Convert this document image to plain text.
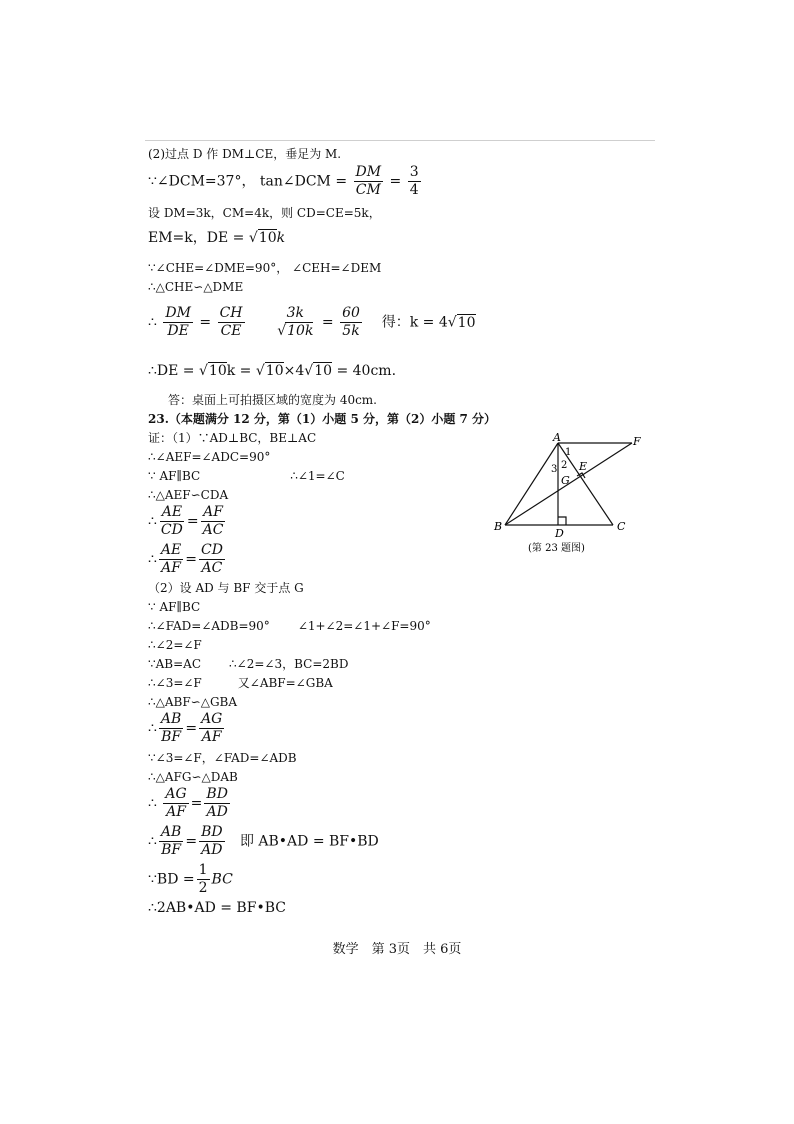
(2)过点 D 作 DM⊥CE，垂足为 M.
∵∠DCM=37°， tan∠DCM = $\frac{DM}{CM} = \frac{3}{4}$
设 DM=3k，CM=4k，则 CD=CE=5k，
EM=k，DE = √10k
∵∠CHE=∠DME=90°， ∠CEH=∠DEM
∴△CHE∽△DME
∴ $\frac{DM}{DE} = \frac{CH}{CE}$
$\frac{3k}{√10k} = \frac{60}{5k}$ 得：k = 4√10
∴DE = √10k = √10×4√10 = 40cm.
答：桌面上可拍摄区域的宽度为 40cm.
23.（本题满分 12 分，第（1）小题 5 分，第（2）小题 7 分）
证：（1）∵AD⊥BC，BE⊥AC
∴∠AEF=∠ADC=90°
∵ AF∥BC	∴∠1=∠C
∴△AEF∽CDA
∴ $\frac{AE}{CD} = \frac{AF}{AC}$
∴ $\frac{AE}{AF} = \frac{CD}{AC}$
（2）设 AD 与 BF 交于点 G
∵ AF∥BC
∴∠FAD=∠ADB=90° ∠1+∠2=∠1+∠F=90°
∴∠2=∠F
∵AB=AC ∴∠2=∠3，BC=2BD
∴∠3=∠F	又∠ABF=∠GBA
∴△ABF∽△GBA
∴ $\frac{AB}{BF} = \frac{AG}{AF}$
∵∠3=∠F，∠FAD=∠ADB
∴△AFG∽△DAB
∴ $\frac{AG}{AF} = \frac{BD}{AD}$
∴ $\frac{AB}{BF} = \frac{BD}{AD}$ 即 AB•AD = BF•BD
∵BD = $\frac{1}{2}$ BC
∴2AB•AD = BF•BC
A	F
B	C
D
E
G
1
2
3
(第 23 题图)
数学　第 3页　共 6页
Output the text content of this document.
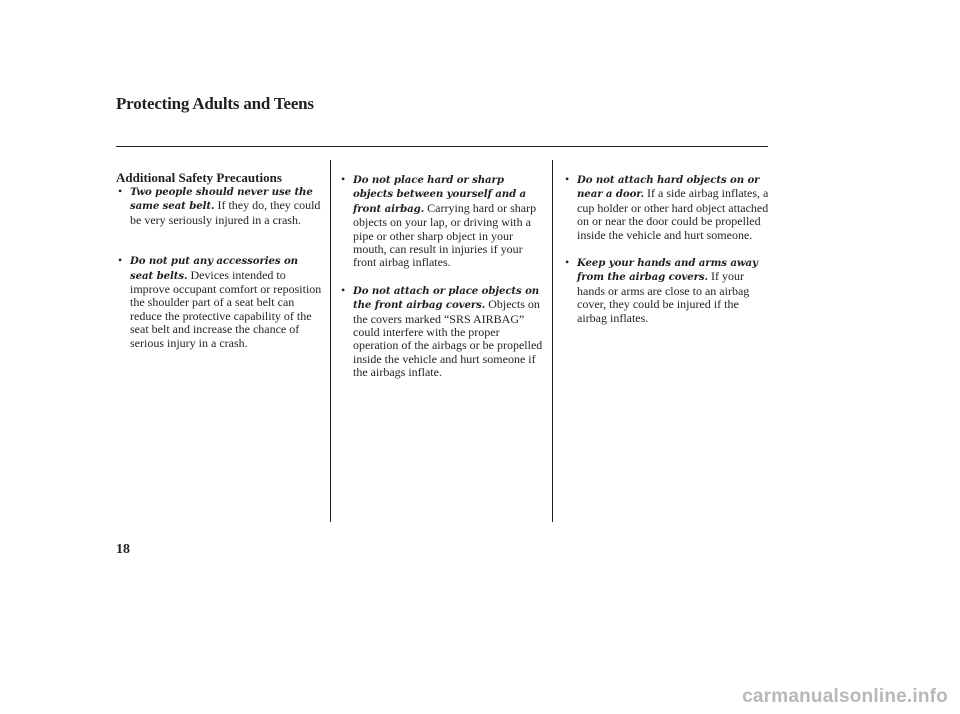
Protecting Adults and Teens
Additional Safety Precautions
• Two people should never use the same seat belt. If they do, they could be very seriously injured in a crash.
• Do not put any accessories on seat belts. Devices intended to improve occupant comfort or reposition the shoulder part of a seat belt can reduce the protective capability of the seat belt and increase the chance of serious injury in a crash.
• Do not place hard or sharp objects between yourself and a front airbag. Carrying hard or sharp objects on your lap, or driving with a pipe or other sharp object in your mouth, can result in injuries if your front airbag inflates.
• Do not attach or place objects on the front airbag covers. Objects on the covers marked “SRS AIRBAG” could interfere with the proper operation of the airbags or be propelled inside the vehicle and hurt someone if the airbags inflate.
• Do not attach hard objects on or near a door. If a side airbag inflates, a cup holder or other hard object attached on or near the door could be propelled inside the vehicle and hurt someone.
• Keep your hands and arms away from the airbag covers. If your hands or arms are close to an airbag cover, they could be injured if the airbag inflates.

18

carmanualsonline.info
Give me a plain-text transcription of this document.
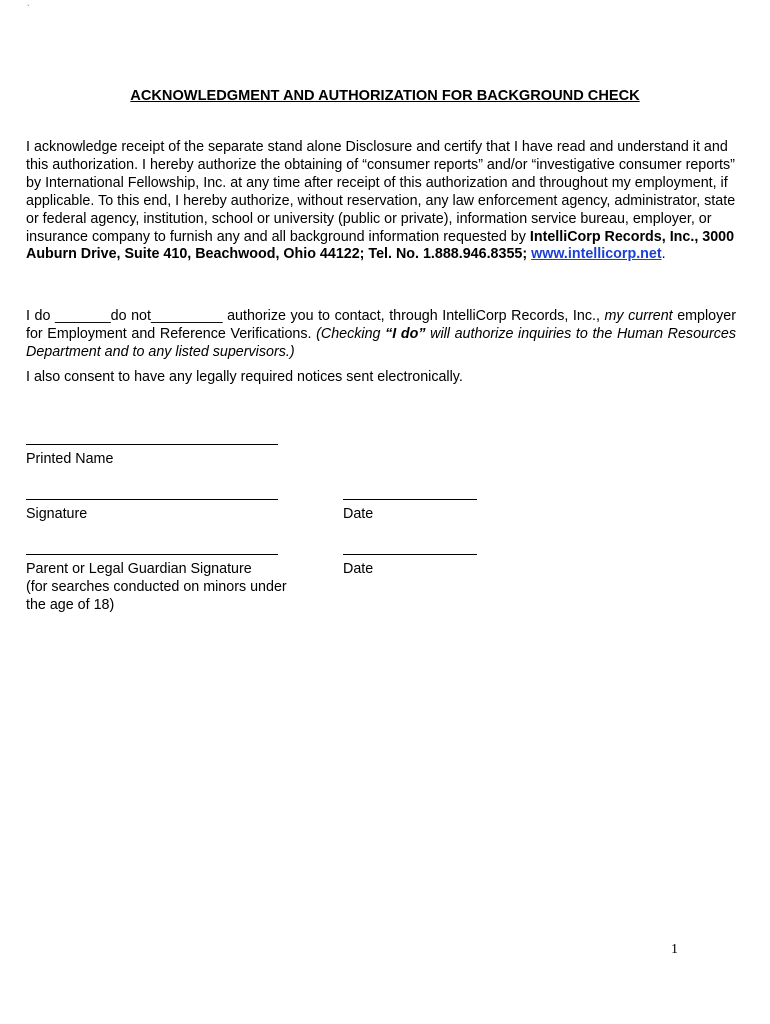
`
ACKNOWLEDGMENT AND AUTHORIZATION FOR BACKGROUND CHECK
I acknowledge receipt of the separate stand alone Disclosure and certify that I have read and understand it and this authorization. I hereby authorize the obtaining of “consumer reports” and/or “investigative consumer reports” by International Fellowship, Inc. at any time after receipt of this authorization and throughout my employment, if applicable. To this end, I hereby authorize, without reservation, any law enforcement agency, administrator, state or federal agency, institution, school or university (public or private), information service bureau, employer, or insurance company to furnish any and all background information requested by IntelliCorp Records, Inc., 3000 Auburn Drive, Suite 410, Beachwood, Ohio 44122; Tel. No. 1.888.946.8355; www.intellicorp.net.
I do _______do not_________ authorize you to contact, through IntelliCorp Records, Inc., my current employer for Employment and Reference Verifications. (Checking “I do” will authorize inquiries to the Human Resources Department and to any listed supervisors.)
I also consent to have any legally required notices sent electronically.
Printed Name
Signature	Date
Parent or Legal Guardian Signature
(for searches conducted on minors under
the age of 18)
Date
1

════════════════════

_What is expected:_
Go through the entries above and output them exactly, without pictures.

_Result:_
Convert this document image to plain text.
(2)过点 D 作 DM⊥CE，垂足为 M.
∵∠DCM=37°， tan∠DCM = $\frac{DM}{CM} = \frac{3}{4}$
设 DM=3k，CM=4k，则 CD=CE=5k，
EM=k，DE = √10k
∵∠CHE=∠DME=90°， ∠CEH=∠DEM
∴△CHE∽△DME
∴ $\frac{DM}{DE} = \frac{CH}{CE}$
$\frac{3k}{√10k} = \frac{60}{5k}$ 得：k = 4√10
∴DE = √10k = √10×4√10 = 40cm.
答：桌面上可拍摄区域的宽度为 40cm.
23.（本题满分 12 分，第（1）小题 5 分，第（2）小题 7 分）
证：（1）∵AD⊥BC，BE⊥AC
∴∠AEF=∠ADC=90°
∵ AF∥BC	∴∠1=∠C
∴△AEF∽CDA
∴ $\frac{AE}{CD} = \frac{AF}{AC}$
∴ $\frac{AE}{AF} = \frac{CD}{AC}$
（2）设 AD 与 BF 交于点 G
∵ AF∥BC
∴∠FAD=∠ADB=90° ∠1+∠2=∠1+∠F=90°
∴∠2=∠F
∵AB=AC ∴∠2=∠3，BC=2BD
∴∠3=∠F	又∠ABF=∠GBA
∴△ABF∽△GBA
∴ $\frac{AB}{BF} = \frac{AG}{AF}$
∵∠3=∠F，∠FAD=∠ADB
∴△AFG∽△DAB
∴ $\frac{AG}{AF} = \frac{BD}{AD}$
∴ $\frac{AB}{BF} = \frac{BD}{AD}$ 即 AB•AD = BF•BD
∵BD = $\frac{1}{2}$ BC
∴2AB•AD = BF•BC
A	F
B	C
D
E
G
1
2
3
(第 23 题图)
数学　第 3页　共 6页
Output the text content of this document.
Protecting Adults and Teens
Additional Safety Precautions
• Two people should never use the same seat belt. If they do, they could be very seriously injured in a crash.
• Do not put any accessories on seat belts. Devices intended to improve occupant comfort or reposition the shoulder part of a seat belt can reduce the protective capability of the seat belt and increase the chance of serious injury in a crash.
• Do not place hard or sharp objects between yourself and a front airbag. Carrying hard or sharp objects on your lap, or driving with a pipe or other sharp object in your mouth, can result in injuries if your front airbag inflates.
• Do not attach or place objects on the front airbag covers. Objects on the covers marked “SRS AIRBAG” could interfere with the proper operation of the airbags or be propelled inside the vehicle and hurt someone if the airbags inflate.
• Do not attach hard objects on or near a door. If a side airbag inflates, a cup holder or other hard object attached on or near the door could be propelled inside the vehicle and hurt someone.
• Keep your hands and arms away from the airbag covers. If your hands or arms are close to an airbag cover, they could be injured if the airbag inflates.

18

carmanualsonline.info
Give me a plain-text transcription of this document.
`
ACKNOWLEDGMENT AND AUTHORIZATION FOR BACKGROUND CHECK
I acknowledge receipt of the separate stand alone Disclosure and certify that I have read and understand it and this authorization. I hereby authorize the obtaining of “consumer reports” and/or “investigative consumer reports” by International Fellowship, Inc. at any time after receipt of this authorization and throughout my employment, if applicable. To this end, I hereby authorize, without reservation, any law enforcement agency, administrator, state or federal agency, institution, school or university (public or private), information service bureau, employer, or insurance company to furnish any and all background information requested by IntelliCorp Records, Inc., 3000 Auburn Drive, Suite 410, Beachwood, Ohio 44122; Tel. No. 1.888.946.8355; www.intellicorp.net.
I do _______do not_________ authorize you to contact, through IntelliCorp Records, Inc., my current employer for Employment and Reference Verifications. (Checking “I do” will authorize inquiries to the Human Resources Department and to any listed supervisors.)
I also consent to have any legally required notices sent electronically.
Printed Name
Signature	Date
Parent or Legal Guardian Signature
(for searches conducted on minors under
the age of 18)
Date
1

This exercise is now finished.